## Exercise material:
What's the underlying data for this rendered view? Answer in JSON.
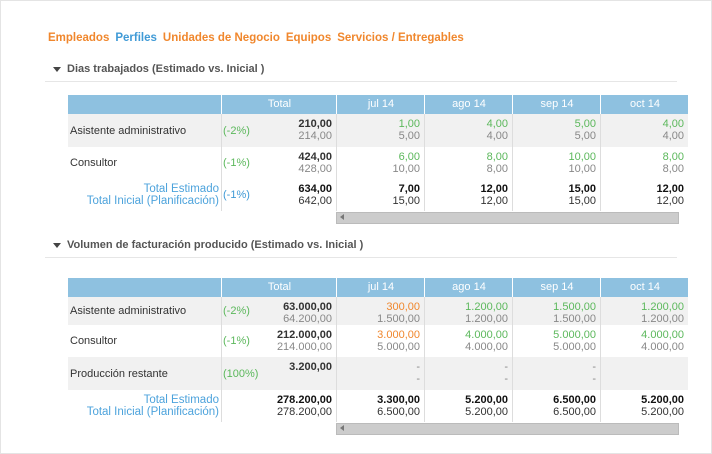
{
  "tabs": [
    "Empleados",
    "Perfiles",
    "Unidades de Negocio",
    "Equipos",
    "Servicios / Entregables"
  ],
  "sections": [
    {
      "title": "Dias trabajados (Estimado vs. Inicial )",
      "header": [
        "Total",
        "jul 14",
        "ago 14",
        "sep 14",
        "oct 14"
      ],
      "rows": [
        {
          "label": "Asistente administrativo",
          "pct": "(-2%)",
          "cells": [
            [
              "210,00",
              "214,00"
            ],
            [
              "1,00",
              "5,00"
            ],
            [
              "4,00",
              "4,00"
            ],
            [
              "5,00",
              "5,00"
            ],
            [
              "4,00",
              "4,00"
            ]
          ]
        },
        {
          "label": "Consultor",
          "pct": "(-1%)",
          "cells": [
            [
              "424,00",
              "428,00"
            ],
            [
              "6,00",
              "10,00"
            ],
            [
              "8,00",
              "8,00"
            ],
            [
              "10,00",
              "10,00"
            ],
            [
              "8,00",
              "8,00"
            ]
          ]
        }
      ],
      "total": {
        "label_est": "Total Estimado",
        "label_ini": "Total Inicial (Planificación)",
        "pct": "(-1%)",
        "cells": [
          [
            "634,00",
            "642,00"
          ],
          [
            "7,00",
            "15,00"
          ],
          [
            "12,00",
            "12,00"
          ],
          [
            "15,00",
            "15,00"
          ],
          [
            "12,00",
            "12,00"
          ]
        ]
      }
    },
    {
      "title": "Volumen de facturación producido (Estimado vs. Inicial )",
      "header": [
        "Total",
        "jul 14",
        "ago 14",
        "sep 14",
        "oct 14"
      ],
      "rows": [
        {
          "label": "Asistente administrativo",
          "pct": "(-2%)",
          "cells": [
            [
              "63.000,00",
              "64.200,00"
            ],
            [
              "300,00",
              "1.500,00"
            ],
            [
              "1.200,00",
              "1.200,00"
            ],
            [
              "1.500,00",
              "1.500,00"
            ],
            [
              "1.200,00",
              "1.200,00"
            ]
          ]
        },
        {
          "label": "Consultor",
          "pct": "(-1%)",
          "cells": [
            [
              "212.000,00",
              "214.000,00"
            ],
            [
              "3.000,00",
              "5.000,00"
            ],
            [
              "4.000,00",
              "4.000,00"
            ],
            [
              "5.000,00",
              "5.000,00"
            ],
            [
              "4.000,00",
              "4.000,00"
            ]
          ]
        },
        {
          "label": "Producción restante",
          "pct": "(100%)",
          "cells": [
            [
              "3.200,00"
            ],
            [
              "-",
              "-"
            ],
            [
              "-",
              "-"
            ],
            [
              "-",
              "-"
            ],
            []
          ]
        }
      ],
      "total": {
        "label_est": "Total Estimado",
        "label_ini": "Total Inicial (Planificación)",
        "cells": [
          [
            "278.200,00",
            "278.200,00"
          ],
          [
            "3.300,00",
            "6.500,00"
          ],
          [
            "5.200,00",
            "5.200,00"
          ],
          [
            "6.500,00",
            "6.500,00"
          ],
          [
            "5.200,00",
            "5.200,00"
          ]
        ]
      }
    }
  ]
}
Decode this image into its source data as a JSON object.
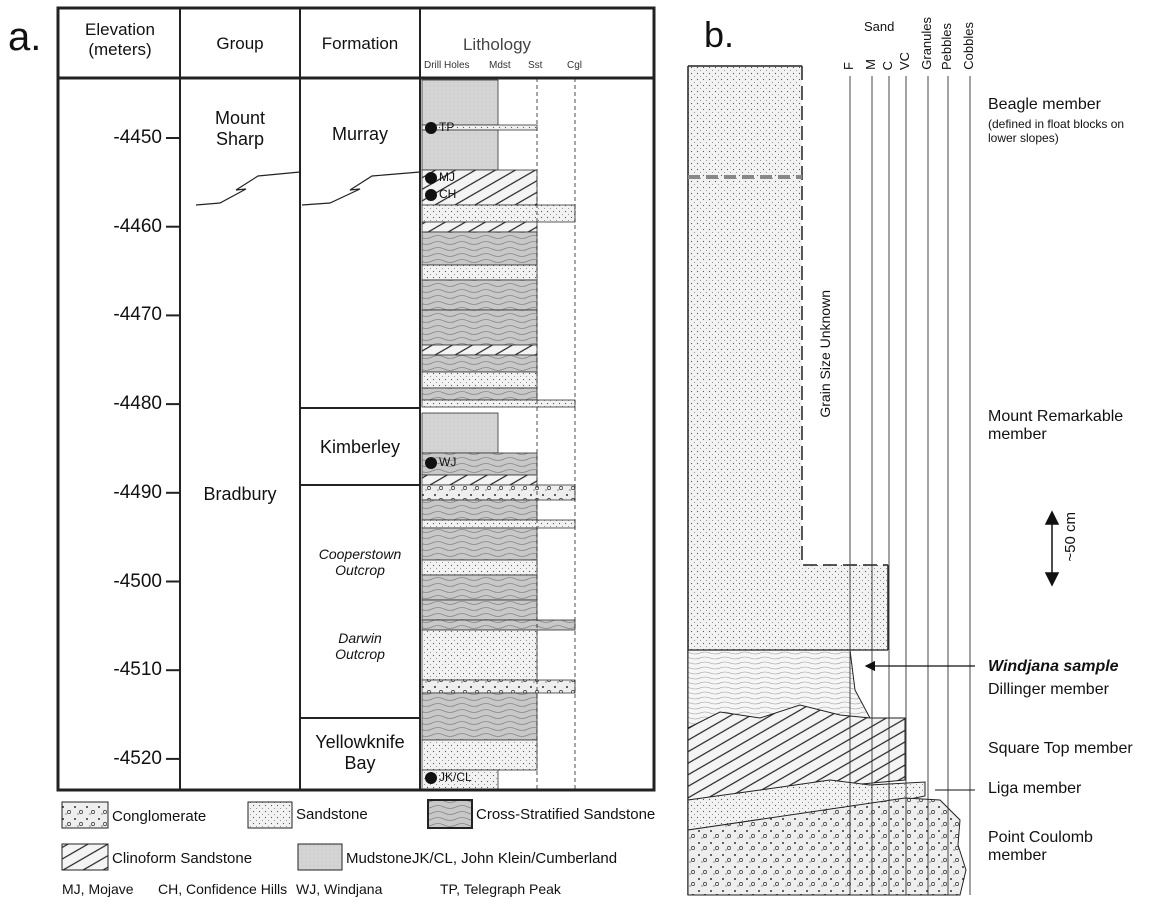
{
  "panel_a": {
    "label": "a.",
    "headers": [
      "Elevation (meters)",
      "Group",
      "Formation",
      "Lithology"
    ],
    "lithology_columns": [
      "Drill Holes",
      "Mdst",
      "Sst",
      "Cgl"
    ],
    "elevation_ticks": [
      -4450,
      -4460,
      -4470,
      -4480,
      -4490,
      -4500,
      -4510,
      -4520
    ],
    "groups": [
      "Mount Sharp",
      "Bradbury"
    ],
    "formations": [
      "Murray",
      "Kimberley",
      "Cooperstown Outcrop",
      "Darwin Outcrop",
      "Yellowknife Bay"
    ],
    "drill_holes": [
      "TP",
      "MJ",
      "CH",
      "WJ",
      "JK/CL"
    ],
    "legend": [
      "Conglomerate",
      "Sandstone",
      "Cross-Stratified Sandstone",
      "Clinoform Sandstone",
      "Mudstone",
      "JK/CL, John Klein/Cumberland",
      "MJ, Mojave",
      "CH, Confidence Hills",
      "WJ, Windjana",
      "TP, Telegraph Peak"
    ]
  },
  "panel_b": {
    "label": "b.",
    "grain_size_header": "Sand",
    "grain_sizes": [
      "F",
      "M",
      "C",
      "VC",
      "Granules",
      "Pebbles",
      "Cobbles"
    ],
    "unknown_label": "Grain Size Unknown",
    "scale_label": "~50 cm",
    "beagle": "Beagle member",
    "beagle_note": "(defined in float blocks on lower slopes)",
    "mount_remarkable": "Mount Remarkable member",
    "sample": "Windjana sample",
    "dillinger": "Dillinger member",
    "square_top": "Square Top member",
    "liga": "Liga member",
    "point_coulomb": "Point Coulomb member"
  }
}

## Exercise description:
From the data above, write out everything exactly except the pictures.

## Solution below:
What's the underlying data for this rendered view? Answer in JSON.
{
  "tabs": [
    "Empleados",
    "Perfiles",
    "Unidades de Negocio",
    "Equipos",
    "Servicios / Entregables"
  ],
  "sections": [
    {
      "title": "Dias trabajados (Estimado vs. Inicial )",
      "header": [
        "Total",
        "jul 14",
        "ago 14",
        "sep 14",
        "oct 14"
      ],
      "rows": [
        {
          "label": "Asistente administrativo",
          "pct": "(-2%)",
          "cells": [
            [
              "210,00",
              "214,00"
            ],
            [
              "1,00",
              "5,00"
            ],
            [
              "4,00",
              "4,00"
            ],
            [
              "5,00",
              "5,00"
            ],
            [
              "4,00",
              "4,00"
            ]
          ]
        },
        {
          "label": "Consultor",
          "pct": "(-1%)",
          "cells": [
            [
              "424,00",
              "428,00"
            ],
            [
              "6,00",
              "10,00"
            ],
            [
              "8,00",
              "8,00"
            ],
            [
              "10,00",
              "10,00"
            ],
            [
              "8,00",
              "8,00"
            ]
          ]
        }
      ],
      "total": {
        "label_est": "Total Estimado",
        "label_ini": "Total Inicial (Planificación)",
        "pct": "(-1%)",
        "cells": [
          [
            "634,00",
            "642,00"
          ],
          [
            "7,00",
            "15,00"
          ],
          [
            "12,00",
            "12,00"
          ],
          [
            "15,00",
            "15,00"
          ],
          [
            "12,00",
            "12,00"
          ]
        ]
      }
    },
    {
      "title": "Volumen de facturación producido (Estimado vs. Inicial )",
      "header": [
        "Total",
        "jul 14",
        "ago 14",
        "sep 14",
        "oct 14"
      ],
      "rows": [
        {
          "label": "Asistente administrativo",
          "pct": "(-2%)",
          "cells": [
            [
              "63.000,00",
              "64.200,00"
            ],
            [
              "300,00",
              "1.500,00"
            ],
            [
              "1.200,00",
              "1.200,00"
            ],
            [
              "1.500,00",
              "1.500,00"
            ],
            [
              "1.200,00",
              "1.200,00"
            ]
          ]
        },
        {
          "label": "Consultor",
          "pct": "(-1%)",
          "cells": [
            [
              "212.000,00",
              "214.000,00"
            ],
            [
              "3.000,00",
              "5.000,00"
            ],
            [
              "4.000,00",
              "4.000,00"
            ],
            [
              "5.000,00",
              "5.000,00"
            ],
            [
              "4.000,00",
              "4.000,00"
            ]
          ]
        },
        {
          "label": "Producción restante",
          "pct": "(100%)",
          "cells": [
            [
              "3.200,00"
            ],
            [
              "-",
              "-"
            ],
            [
              "-",
              "-"
            ],
            [
              "-",
              "-"
            ],
            []
          ]
        }
      ],
      "total": {
        "label_est": "Total Estimado",
        "label_ini": "Total Inicial (Planificación)",
        "cells": [
          [
            "278.200,00",
            "278.200,00"
          ],
          [
            "3.300,00",
            "6.500,00"
          ],
          [
            "5.200,00",
            "5.200,00"
          ],
          [
            "6.500,00",
            "6.500,00"
          ],
          [
            "5.200,00",
            "5.200,00"
          ]
        ]
      }
    }
  ]
}
Decode this image into its source data as a JSON object.
{
  "panel_a": {
    "label": "a.",
    "headers": [
      "Elevation (meters)",
      "Group",
      "Formation",
      "Lithology"
    ],
    "lithology_columns": [
      "Drill Holes",
      "Mdst",
      "Sst",
      "Cgl"
    ],
    "elevation_ticks": [
      -4450,
      -4460,
      -4470,
      -4480,
      -4490,
      -4500,
      -4510,
      -4520
    ],
    "groups": [
      "Mount Sharp",
      "Bradbury"
    ],
    "formations": [
      "Murray",
      "Kimberley",
      "Cooperstown Outcrop",
      "Darwin Outcrop",
      "Yellowknife Bay"
    ],
    "drill_holes": [
      "TP",
      "MJ",
      "CH",
      "WJ",
      "JK/CL"
    ],
    "legend": [
      "Conglomerate",
      "Sandstone",
      "Cross-Stratified Sandstone",
      "Clinoform Sandstone",
      "Mudstone",
      "JK/CL, John Klein/Cumberland",
      "MJ, Mojave",
      "CH, Confidence Hills",
      "WJ, Windjana",
      "TP, Telegraph Peak"
    ]
  },
  "panel_b": {
    "label": "b.",
    "grain_size_header": "Sand",
    "grain_sizes": [
      "F",
      "M",
      "C",
      "VC",
      "Granules",
      "Pebbles",
      "Cobbles"
    ],
    "unknown_label": "Grain Size Unknown",
    "scale_label": "~50 cm",
    "beagle": "Beagle member",
    "beagle_note": "(defined in float blocks on lower slopes)",
    "mount_remarkable": "Mount Remarkable member",
    "sample": "Windjana sample",
    "dillinger": "Dillinger member",
    "square_top": "Square Top member",
    "liga": "Liga member",
    "point_coulomb": "Point Coulomb member"
  }
}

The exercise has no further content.